Stated problem: Give the records back in full, exactly as they read.

──────────

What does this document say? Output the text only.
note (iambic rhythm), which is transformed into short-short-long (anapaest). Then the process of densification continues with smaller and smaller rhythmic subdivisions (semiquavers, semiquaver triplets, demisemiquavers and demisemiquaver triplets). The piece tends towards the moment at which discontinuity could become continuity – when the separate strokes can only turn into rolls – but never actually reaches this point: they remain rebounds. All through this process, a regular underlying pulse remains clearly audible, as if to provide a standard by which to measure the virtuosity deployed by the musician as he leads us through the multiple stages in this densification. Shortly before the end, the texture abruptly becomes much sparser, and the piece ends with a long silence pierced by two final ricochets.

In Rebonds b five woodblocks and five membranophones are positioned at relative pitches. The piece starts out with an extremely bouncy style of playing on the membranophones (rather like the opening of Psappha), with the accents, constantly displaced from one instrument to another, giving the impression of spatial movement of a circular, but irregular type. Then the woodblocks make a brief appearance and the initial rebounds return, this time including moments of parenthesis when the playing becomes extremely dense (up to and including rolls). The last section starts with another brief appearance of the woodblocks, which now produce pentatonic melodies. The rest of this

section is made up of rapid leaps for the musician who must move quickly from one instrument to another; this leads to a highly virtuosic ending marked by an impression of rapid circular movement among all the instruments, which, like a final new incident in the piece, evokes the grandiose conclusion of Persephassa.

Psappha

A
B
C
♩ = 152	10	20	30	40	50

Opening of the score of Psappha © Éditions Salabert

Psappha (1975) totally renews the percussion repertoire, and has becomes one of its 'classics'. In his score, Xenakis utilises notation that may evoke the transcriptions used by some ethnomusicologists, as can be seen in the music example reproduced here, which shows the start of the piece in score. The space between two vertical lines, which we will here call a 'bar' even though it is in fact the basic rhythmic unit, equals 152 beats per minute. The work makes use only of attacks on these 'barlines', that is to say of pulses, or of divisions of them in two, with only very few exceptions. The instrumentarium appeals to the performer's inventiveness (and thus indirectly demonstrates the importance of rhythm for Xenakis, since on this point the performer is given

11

──────────

Exercise solution:
What does this document say? Output the text only.
note (iambic rhythm), which is transformed into short-short-long (anapaest). Then the process of densification continues with smaller and smaller rhythmic subdivisions (semiquavers, semiquaver triplets, demisemiquavers and demisemiquaver triplets). The piece tends towards the moment at which discontinuity could become continuity – when the separate strokes can only turn into rolls – but never actually reaches this point: they remain rebounds. All through this process, a regular underlying pulse remains clearly audible, as if to provide a standard by which to measure the virtuosity deployed by the musician as he leads us through the multiple stages in this densification. Shortly before the end, the texture abruptly becomes much sparser, and the piece ends with a long silence pierced by two final ricochets.

In Rebonds b five woodblocks and five membranophones are positioned at relative pitches. The piece starts out with an extremely bouncy style of playing on the membranophones (rather like the opening of Psappha), with the accents, constantly displaced from one instrument to another, giving the impression of spatial movement of a circular, but irregular type. Then the woodblocks make a brief appearance and the initial rebounds return, this time including moments of parenthesis when the playing becomes extremely dense (up to and including rolls). The last section starts with another brief appearance of the woodblocks, which now produce pentatonic melodies. The rest of this

section is made up of rapid leaps for the musician who must move quickly from one instrument to another; this leads to a highly virtuosic ending marked by an impression of rapid circular movement among all the instruments, which, like a final new incident in the piece, evokes the grandiose conclusion of Persephassa.

Psappha

A
B
C
♩ = 152	10	20	30	40	50

Opening of the score of Psappha © Éditions Salabert

Psappha (1975) totally renews the percussion repertoire, and has becomes one of its 'classics'. In his score, Xenakis utilises notation that may evoke the transcriptions used by some ethnomusicologists, as can be seen in the music example reproduced here, which shows the start of the piece in score. The space between two vertical lines, which we will here call a 'bar' even though it is in fact the basic rhythmic unit, equals 152 beats per minute. The work makes use only of attacks on these 'barlines', that is to say of pulses, or of divisions of them in two, with only very few exceptions. The instrumentarium appeals to the performer's inventiveness (and thus indirectly demonstrates the importance of rhythm for Xenakis, since on this point the performer is given

11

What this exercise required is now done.